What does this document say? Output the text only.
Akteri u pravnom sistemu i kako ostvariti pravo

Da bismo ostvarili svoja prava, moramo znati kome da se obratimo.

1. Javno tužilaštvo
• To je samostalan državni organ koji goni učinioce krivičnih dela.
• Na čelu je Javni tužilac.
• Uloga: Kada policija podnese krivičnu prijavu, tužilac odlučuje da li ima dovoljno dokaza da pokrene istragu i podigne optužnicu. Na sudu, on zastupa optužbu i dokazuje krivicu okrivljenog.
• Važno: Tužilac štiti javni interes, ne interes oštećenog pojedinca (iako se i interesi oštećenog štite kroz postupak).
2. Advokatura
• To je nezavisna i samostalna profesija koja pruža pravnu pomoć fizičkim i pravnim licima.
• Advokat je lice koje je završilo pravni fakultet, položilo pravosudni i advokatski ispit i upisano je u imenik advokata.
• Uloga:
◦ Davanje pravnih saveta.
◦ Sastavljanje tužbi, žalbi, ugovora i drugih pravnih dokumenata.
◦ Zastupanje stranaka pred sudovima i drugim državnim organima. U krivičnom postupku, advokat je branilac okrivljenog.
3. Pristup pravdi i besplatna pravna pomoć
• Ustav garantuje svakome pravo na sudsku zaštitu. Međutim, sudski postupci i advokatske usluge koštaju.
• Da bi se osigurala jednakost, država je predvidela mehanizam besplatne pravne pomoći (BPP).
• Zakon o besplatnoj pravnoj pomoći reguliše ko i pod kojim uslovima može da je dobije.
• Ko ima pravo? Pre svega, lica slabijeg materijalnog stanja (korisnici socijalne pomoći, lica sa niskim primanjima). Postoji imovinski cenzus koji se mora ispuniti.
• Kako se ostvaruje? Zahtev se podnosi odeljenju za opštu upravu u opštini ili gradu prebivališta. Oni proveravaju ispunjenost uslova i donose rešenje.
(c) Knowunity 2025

________

Above are the entries; count how many of their lines contain the word "Uloga" and give only that number.

2